▶ [Set task]:
Copy out every line of the data exactly.

Stored entries
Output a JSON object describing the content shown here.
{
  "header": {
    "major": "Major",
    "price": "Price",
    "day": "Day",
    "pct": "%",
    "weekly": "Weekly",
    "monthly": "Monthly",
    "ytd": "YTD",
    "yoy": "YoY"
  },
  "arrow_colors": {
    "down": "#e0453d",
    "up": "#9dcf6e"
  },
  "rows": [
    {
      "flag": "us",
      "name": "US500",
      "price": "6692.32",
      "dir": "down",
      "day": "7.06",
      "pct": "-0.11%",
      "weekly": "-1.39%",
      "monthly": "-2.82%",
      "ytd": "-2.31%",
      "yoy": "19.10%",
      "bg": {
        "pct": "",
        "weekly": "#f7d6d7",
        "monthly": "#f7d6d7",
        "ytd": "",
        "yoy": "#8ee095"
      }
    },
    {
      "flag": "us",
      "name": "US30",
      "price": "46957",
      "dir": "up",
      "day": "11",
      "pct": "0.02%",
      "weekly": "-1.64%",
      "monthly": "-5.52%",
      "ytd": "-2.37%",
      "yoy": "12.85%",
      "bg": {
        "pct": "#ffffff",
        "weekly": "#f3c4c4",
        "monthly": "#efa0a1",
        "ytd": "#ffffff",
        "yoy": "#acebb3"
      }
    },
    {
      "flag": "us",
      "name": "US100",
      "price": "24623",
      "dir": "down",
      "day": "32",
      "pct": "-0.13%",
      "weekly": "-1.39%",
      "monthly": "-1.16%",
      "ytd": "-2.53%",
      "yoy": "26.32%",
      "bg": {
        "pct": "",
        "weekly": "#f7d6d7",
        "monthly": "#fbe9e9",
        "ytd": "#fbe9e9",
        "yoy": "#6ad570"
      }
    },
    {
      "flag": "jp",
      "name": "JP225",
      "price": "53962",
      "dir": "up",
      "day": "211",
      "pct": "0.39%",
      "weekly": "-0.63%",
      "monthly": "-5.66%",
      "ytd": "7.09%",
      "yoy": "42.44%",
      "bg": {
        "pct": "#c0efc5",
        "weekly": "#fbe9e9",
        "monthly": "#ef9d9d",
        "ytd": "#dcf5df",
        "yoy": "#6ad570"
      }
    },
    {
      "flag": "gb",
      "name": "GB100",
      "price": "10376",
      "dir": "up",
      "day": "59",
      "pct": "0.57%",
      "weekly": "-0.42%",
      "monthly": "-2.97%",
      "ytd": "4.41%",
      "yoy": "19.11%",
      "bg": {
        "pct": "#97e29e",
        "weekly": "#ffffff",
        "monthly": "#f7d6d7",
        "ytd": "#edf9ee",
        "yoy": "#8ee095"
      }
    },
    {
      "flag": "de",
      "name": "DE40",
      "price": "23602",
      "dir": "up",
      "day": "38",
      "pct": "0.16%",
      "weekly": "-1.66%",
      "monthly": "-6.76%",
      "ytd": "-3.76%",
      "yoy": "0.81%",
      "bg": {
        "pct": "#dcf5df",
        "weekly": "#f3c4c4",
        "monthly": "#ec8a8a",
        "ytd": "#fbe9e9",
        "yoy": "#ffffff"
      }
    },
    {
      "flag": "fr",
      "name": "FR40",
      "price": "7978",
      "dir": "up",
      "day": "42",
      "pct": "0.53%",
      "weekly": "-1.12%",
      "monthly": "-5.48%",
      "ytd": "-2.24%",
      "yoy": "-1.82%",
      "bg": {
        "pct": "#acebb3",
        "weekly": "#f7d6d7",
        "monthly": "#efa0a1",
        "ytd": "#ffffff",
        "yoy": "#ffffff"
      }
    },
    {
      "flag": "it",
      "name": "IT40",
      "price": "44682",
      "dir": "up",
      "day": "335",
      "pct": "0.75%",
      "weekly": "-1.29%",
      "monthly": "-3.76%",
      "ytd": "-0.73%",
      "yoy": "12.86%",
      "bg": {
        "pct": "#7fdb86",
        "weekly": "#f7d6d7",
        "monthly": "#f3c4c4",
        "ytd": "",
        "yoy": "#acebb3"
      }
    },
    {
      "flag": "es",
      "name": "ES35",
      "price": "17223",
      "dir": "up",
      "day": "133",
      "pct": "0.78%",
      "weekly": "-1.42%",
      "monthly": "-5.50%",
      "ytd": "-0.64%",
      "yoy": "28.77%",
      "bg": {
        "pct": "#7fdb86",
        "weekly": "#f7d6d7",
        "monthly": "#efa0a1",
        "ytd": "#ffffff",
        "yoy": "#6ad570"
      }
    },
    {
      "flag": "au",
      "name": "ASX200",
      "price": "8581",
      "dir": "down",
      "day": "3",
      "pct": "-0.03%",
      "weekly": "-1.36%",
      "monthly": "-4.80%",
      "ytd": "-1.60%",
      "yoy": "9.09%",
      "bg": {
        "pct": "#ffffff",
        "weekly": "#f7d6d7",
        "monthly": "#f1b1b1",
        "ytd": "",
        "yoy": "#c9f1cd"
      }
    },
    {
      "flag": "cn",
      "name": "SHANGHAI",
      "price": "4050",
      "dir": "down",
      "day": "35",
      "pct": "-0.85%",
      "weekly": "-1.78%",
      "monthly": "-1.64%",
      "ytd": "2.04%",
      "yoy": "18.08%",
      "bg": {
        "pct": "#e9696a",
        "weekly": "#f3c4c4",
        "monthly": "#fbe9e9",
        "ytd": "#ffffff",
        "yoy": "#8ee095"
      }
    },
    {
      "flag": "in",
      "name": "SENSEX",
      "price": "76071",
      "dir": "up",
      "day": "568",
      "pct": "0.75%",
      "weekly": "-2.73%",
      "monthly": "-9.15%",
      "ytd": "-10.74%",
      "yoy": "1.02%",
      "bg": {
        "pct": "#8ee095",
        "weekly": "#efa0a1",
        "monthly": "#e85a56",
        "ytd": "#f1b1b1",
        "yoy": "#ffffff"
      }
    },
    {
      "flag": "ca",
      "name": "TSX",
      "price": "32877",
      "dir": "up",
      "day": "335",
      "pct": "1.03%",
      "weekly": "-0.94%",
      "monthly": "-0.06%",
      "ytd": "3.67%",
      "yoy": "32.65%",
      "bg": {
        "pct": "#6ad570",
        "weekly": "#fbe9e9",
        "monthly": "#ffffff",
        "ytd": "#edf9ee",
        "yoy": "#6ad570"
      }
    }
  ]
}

▶ [Written answer]:
Output a JSON object describing the content shown here.
{
  "header": {
    "major": "Major",
    "price": "Price",
    "day": "Day",
    "pct": "%",
    "weekly": "Weekly",
    "monthly": "Monthly",
    "ytd": "YTD",
    "yoy": "YoY"
  },
  "arrow_colors": {
    "down": "#e0453d",
    "up": "#9dcf6e"
  },
  "rows": [
    {
      "flag": "us",
      "name": "US500",
      "price": "6692.32",
      "dir": "down",
      "day": "7.06",
      "pct": "-0.11%",
      "weekly": "-1.39%",
      "monthly": "-2.82%",
      "ytd": "-2.31%",
      "yoy": "19.10%",
      "bg": {
        "pct": "",
        "weekly": "#f7d6d7",
        "monthly": "#f7d6d7",
        "ytd": "",
        "yoy": "#8ee095"
      }
    },
    {
      "flag": "us",
      "name": "US30",
      "price": "46957",
      "dir": "up",
      "day": "11",
      "pct": "0.02%",
      "weekly": "-1.64%",
      "monthly": "-5.52%",
      "ytd": "-2.37%",
      "yoy": "12.85%",
      "bg": {
        "pct": "#ffffff",
        "weekly": "#f3c4c4",
        "monthly": "#efa0a1",
        "ytd": "#ffffff",
        "yoy": "#acebb3"
      }
    },
    {
      "flag": "us",
      "name": "US100",
      "price": "24623",
      "dir": "down",
      "day": "32",
      "pct": "-0.13%",
      "weekly": "-1.39%",
      "monthly": "-1.16%",
      "ytd": "-2.53%",
      "yoy": "26.32%",
      "bg": {
        "pct": "",
        "weekly": "#f7d6d7",
        "monthly": "#fbe9e9",
        "ytd": "#fbe9e9",
        "yoy": "#6ad570"
      }
    },
    {
      "flag": "jp",
      "name": "JP225",
      "price": "53962",
      "dir": "up",
      "day": "211",
      "pct": "0.39%",
      "weekly": "-0.63%",
      "monthly": "-5.66%",
      "ytd": "7.09%",
      "yoy": "42.44%",
      "bg": {
        "pct": "#c0efc5",
        "weekly": "#fbe9e9",
        "monthly": "#ef9d9d",
        "ytd": "#dcf5df",
        "yoy": "#6ad570"
      }
    },
    {
      "flag": "gb",
      "name": "GB100",
      "price": "10376",
      "dir": "up",
      "day": "59",
      "pct": "0.57%",
      "weekly": "-0.42%",
      "monthly": "-2.97%",
      "ytd": "4.41%",
      "yoy": "19.11%",
      "bg": {
        "pct": "#97e29e",
        "weekly": "#ffffff",
        "monthly": "#f7d6d7",
        "ytd": "#edf9ee",
        "yoy": "#8ee095"
      }
    },
    {
      "flag": "de",
      "name": "DE40",
      "price": "23602",
      "dir": "up",
      "day": "38",
      "pct": "0.16%",
      "weekly": "-1.66%",
      "monthly": "-6.76%",
      "ytd": "-3.76%",
      "yoy": "0.81%",
      "bg": {
        "pct": "#dcf5df",
        "weekly": "#f3c4c4",
        "monthly": "#ec8a8a",
        "ytd": "#fbe9e9",
        "yoy": "#ffffff"
      }
    },
    {
      "flag": "fr",
      "name": "FR40",
      "price": "7978",
      "dir": "up",
      "day": "42",
      "pct": "0.53%",
      "weekly": "-1.12%",
      "monthly": "-5.48%",
      "ytd": "-2.24%",
      "yoy": "-1.82%",
      "bg": {
        "pct": "#acebb3",
        "weekly": "#f7d6d7",
        "monthly": "#efa0a1",
        "ytd": "#ffffff",
        "yoy": "#ffffff"
      }
    },
    {
      "flag": "it",
      "name": "IT40",
      "price": "44682",
      "dir": "up",
      "day": "335",
      "pct": "0.75%",
      "weekly": "-1.29%",
      "monthly": "-3.76%",
      "ytd": "-0.73%",
      "yoy": "12.86%",
      "bg": {
        "pct": "#7fdb86",
        "weekly": "#f7d6d7",
        "monthly": "#f3c4c4",
        "ytd": "",
        "yoy": "#acebb3"
      }
    },
    {
      "flag": "es",
      "name": "ES35",
      "price": "17223",
      "dir": "up",
      "day": "133",
      "pct": "0.78%",
      "weekly": "-1.42%",
      "monthly": "-5.50%",
      "ytd": "-0.64%",
      "yoy": "28.77%",
      "bg": {
        "pct": "#7fdb86",
        "weekly": "#f7d6d7",
        "monthly": "#efa0a1",
        "ytd": "#ffffff",
        "yoy": "#6ad570"
      }
    },
    {
      "flag": "au",
      "name": "ASX200",
      "price": "8581",
      "dir": "down",
      "day": "3",
      "pct": "-0.03%",
      "weekly": "-1.36%",
      "monthly": "-4.80%",
      "ytd": "-1.60%",
      "yoy": "9.09%",
      "bg": {
        "pct": "#ffffff",
        "weekly": "#f7d6d7",
        "monthly": "#f1b1b1",
        "ytd": "",
        "yoy": "#c9f1cd"
      }
    },
    {
      "flag": "cn",
      "name": "SHANGHAI",
      "price": "4050",
      "dir": "down",
      "day": "35",
      "pct": "-0.85%",
      "weekly": "-1.78%",
      "monthly": "-1.64%",
      "ytd": "2.04%",
      "yoy": "18.08%",
      "bg": {
        "pct": "#e9696a",
        "weekly": "#f3c4c4",
        "monthly": "#fbe9e9",
        "ytd": "#ffffff",
        "yoy": "#8ee095"
      }
    },
    {
      "flag": "in",
      "name": "SENSEX",
      "price": "76071",
      "dir": "up",
      "day": "568",
      "pct": "0.75%",
      "weekly": "-2.73%",
      "monthly": "-9.15%",
      "ytd": "-10.74%",
      "yoy": "1.02%",
      "bg": {
        "pct": "#8ee095",
        "weekly": "#efa0a1",
        "monthly": "#e85a56",
        "ytd": "#f1b1b1",
        "yoy": "#ffffff"
      }
    },
    {
      "flag": "ca",
      "name": "TSX",
      "price": "32877",
      "dir": "up",
      "day": "335",
      "pct": "1.03%",
      "weekly": "-0.94%",
      "monthly": "-0.06%",
      "ytd": "3.67%",
      "yoy": "32.65%",
      "bg": {
        "pct": "#6ad570",
        "weekly": "#fbe9e9",
        "monthly": "#ffffff",
        "ytd": "#edf9ee",
        "yoy": "#6ad570"
      }
    }
  ]
}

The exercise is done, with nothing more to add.